*Your task*. Copy out all of the data exactly as it appears.

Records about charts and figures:
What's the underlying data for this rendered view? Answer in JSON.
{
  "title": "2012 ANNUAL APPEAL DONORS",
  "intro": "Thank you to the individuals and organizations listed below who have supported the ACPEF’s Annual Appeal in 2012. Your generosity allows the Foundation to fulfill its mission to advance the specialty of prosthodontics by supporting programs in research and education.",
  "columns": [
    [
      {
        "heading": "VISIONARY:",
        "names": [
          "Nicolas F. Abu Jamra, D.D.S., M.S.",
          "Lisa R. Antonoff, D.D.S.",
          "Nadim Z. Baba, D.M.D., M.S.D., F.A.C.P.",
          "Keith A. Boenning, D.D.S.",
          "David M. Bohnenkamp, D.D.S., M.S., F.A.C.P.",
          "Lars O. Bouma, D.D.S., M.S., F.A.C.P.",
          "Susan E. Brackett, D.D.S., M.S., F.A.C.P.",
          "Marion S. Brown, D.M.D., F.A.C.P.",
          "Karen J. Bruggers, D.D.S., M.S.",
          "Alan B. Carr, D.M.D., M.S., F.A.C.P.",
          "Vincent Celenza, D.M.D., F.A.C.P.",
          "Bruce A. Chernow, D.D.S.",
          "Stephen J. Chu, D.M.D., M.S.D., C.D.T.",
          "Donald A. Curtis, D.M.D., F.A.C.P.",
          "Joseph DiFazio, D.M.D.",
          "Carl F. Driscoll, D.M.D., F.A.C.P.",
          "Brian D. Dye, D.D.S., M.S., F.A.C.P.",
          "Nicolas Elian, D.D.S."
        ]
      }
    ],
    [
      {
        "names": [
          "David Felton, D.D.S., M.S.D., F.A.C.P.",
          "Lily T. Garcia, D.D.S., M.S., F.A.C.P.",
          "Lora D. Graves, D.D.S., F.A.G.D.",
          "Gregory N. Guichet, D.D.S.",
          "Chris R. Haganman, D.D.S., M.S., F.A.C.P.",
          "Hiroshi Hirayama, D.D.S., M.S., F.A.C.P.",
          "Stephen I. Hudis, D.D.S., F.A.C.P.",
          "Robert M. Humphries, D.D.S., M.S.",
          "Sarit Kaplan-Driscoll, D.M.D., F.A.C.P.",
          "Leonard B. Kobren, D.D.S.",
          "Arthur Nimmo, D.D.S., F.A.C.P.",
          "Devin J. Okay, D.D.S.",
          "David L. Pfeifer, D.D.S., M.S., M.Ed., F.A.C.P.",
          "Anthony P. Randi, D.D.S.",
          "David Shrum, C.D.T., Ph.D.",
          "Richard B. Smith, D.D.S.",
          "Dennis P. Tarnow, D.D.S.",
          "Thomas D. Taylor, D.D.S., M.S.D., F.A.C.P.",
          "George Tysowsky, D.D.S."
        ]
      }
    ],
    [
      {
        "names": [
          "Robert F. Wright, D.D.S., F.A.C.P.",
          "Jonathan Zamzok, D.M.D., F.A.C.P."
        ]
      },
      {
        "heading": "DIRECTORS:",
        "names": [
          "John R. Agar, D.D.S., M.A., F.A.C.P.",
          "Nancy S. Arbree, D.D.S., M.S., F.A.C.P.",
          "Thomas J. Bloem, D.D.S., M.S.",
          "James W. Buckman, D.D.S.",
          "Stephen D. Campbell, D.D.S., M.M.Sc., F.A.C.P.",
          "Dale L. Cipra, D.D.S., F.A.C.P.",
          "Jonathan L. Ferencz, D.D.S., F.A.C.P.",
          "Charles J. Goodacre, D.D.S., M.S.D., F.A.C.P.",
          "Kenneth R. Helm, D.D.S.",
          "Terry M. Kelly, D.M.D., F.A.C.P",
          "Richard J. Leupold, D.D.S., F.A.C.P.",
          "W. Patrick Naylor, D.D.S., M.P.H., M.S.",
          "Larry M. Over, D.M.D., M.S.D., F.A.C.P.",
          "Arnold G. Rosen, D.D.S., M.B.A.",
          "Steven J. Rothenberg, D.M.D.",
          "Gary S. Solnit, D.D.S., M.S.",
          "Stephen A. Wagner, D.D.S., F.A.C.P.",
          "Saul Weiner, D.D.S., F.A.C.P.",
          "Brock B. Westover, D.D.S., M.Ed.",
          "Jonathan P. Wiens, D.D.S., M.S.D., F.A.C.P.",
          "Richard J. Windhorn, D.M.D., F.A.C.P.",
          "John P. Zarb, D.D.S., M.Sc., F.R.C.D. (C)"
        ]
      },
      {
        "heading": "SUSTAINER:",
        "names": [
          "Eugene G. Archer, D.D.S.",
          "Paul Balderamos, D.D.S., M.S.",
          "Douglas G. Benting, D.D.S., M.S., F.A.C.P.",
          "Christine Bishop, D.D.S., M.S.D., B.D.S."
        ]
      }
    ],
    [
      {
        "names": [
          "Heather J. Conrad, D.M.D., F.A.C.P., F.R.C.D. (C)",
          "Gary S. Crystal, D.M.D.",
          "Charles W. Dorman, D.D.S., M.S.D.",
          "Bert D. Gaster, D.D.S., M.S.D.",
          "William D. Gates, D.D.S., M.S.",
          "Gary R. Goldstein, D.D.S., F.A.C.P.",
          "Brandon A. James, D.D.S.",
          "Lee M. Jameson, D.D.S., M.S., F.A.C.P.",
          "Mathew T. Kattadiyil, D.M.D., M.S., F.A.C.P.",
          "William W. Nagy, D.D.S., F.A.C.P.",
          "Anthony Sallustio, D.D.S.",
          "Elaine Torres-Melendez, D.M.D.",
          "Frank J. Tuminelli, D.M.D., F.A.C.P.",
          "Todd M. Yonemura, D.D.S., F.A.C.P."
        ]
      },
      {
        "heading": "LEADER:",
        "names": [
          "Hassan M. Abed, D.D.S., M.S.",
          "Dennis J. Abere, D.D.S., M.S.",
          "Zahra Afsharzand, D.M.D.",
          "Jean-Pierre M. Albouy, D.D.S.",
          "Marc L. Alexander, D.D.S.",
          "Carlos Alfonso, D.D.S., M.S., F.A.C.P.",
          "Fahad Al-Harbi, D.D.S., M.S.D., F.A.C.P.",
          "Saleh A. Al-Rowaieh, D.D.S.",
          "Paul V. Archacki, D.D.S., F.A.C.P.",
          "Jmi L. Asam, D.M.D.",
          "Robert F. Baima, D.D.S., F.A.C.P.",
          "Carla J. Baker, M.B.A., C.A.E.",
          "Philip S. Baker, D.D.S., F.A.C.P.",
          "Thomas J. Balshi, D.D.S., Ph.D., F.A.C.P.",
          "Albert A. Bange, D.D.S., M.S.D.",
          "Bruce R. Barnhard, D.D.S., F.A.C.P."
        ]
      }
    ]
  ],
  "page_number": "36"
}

*Response to this task*.
What's the underlying data for this rendered view? Answer in JSON.
{
  "title": "2012 ANNUAL APPEAL DONORS",
  "intro": "Thank you to the individuals and organizations listed below who have supported the ACPEF’s Annual Appeal in 2012. Your generosity allows the Foundation to fulfill its mission to advance the specialty of prosthodontics by supporting programs in research and education.",
  "columns": [
    [
      {
        "heading": "VISIONARY:",
        "names": [
          "Nicolas F. Abu Jamra, D.D.S., M.S.",
          "Lisa R. Antonoff, D.D.S.",
          "Nadim Z. Baba, D.M.D., M.S.D., F.A.C.P.",
          "Keith A. Boenning, D.D.S.",
          "David M. Bohnenkamp, D.D.S., M.S., F.A.C.P.",
          "Lars O. Bouma, D.D.S., M.S., F.A.C.P.",
          "Susan E. Brackett, D.D.S., M.S., F.A.C.P.",
          "Marion S. Brown, D.M.D., F.A.C.P.",
          "Karen J. Bruggers, D.D.S., M.S.",
          "Alan B. Carr, D.M.D., M.S., F.A.C.P.",
          "Vincent Celenza, D.M.D., F.A.C.P.",
          "Bruce A. Chernow, D.D.S.",
          "Stephen J. Chu, D.M.D., M.S.D., C.D.T.",
          "Donald A. Curtis, D.M.D., F.A.C.P.",
          "Joseph DiFazio, D.M.D.",
          "Carl F. Driscoll, D.M.D., F.A.C.P.",
          "Brian D. Dye, D.D.S., M.S., F.A.C.P.",
          "Nicolas Elian, D.D.S."
        ]
      }
    ],
    [
      {
        "names": [
          "David Felton, D.D.S., M.S.D., F.A.C.P.",
          "Lily T. Garcia, D.D.S., M.S., F.A.C.P.",
          "Lora D. Graves, D.D.S., F.A.G.D.",
          "Gregory N. Guichet, D.D.S.",
          "Chris R. Haganman, D.D.S., M.S., F.A.C.P.",
          "Hiroshi Hirayama, D.D.S., M.S., F.A.C.P.",
          "Stephen I. Hudis, D.D.S., F.A.C.P.",
          "Robert M. Humphries, D.D.S., M.S.",
          "Sarit Kaplan-Driscoll, D.M.D., F.A.C.P.",
          "Leonard B. Kobren, D.D.S.",
          "Arthur Nimmo, D.D.S., F.A.C.P.",
          "Devin J. Okay, D.D.S.",
          "David L. Pfeifer, D.D.S., M.S., M.Ed., F.A.C.P.",
          "Anthony P. Randi, D.D.S.",
          "David Shrum, C.D.T., Ph.D.",
          "Richard B. Smith, D.D.S.",
          "Dennis P. Tarnow, D.D.S.",
          "Thomas D. Taylor, D.D.S., M.S.D., F.A.C.P.",
          "George Tysowsky, D.D.S."
        ]
      }
    ],
    [
      {
        "names": [
          "Robert F. Wright, D.D.S., F.A.C.P.",
          "Jonathan Zamzok, D.M.D., F.A.C.P."
        ]
      },
      {
        "heading": "DIRECTORS:",
        "names": [
          "John R. Agar, D.D.S., M.A., F.A.C.P.",
          "Nancy S. Arbree, D.D.S., M.S., F.A.C.P.",
          "Thomas J. Bloem, D.D.S., M.S.",
          "James W. Buckman, D.D.S.",
          "Stephen D. Campbell, D.D.S., M.M.Sc., F.A.C.P.",
          "Dale L. Cipra, D.D.S., F.A.C.P.",
          "Jonathan L. Ferencz, D.D.S., F.A.C.P.",
          "Charles J. Goodacre, D.D.S., M.S.D., F.A.C.P.",
          "Kenneth R. Helm, D.D.S.",
          "Terry M. Kelly, D.M.D., F.A.C.P",
          "Richard J. Leupold, D.D.S., F.A.C.P.",
          "W. Patrick Naylor, D.D.S., M.P.H., M.S.",
          "Larry M. Over, D.M.D., M.S.D., F.A.C.P.",
          "Arnold G. Rosen, D.D.S., M.B.A.",
          "Steven J. Rothenberg, D.M.D.",
          "Gary S. Solnit, D.D.S., M.S.",
          "Stephen A. Wagner, D.D.S., F.A.C.P.",
          "Saul Weiner, D.D.S., F.A.C.P.",
          "Brock B. Westover, D.D.S., M.Ed.",
          "Jonathan P. Wiens, D.D.S., M.S.D., F.A.C.P.",
          "Richard J. Windhorn, D.M.D., F.A.C.P.",
          "John P. Zarb, D.D.S., M.Sc., F.R.C.D. (C)"
        ]
      },
      {
        "heading": "SUSTAINER:",
        "names": [
          "Eugene G. Archer, D.D.S.",
          "Paul Balderamos, D.D.S., M.S.",
          "Douglas G. Benting, D.D.S., M.S., F.A.C.P.",
          "Christine Bishop, D.D.S., M.S.D., B.D.S."
        ]
      }
    ],
    [
      {
        "names": [
          "Heather J. Conrad, D.M.D., F.A.C.P., F.R.C.D. (C)",
          "Gary S. Crystal, D.M.D.",
          "Charles W. Dorman, D.D.S., M.S.D.",
          "Bert D. Gaster, D.D.S., M.S.D.",
          "William D. Gates, D.D.S., M.S.",
          "Gary R. Goldstein, D.D.S., F.A.C.P.",
          "Brandon A. James, D.D.S.",
          "Lee M. Jameson, D.D.S., M.S., F.A.C.P.",
          "Mathew T. Kattadiyil, D.M.D., M.S., F.A.C.P.",
          "William W. Nagy, D.D.S., F.A.C.P.",
          "Anthony Sallustio, D.D.S.",
          "Elaine Torres-Melendez, D.M.D.",
          "Frank J. Tuminelli, D.M.D., F.A.C.P.",
          "Todd M. Yonemura, D.D.S., F.A.C.P."
        ]
      },
      {
        "heading": "LEADER:",
        "names": [
          "Hassan M. Abed, D.D.S., M.S.",
          "Dennis J. Abere, D.D.S., M.S.",
          "Zahra Afsharzand, D.M.D.",
          "Jean-Pierre M. Albouy, D.D.S.",
          "Marc L. Alexander, D.D.S.",
          "Carlos Alfonso, D.D.S., M.S., F.A.C.P.",
          "Fahad Al-Harbi, D.D.S., M.S.D., F.A.C.P.",
          "Saleh A. Al-Rowaieh, D.D.S.",
          "Paul V. Archacki, D.D.S., F.A.C.P.",
          "Jmi L. Asam, D.M.D.",
          "Robert F. Baima, D.D.S., F.A.C.P.",
          "Carla J. Baker, M.B.A., C.A.E.",
          "Philip S. Baker, D.D.S., F.A.C.P.",
          "Thomas J. Balshi, D.D.S., Ph.D., F.A.C.P.",
          "Albert A. Bange, D.D.S., M.S.D.",
          "Bruce R. Barnhard, D.D.S., F.A.C.P."
        ]
      }
    ]
  ],
  "page_number": "36"
}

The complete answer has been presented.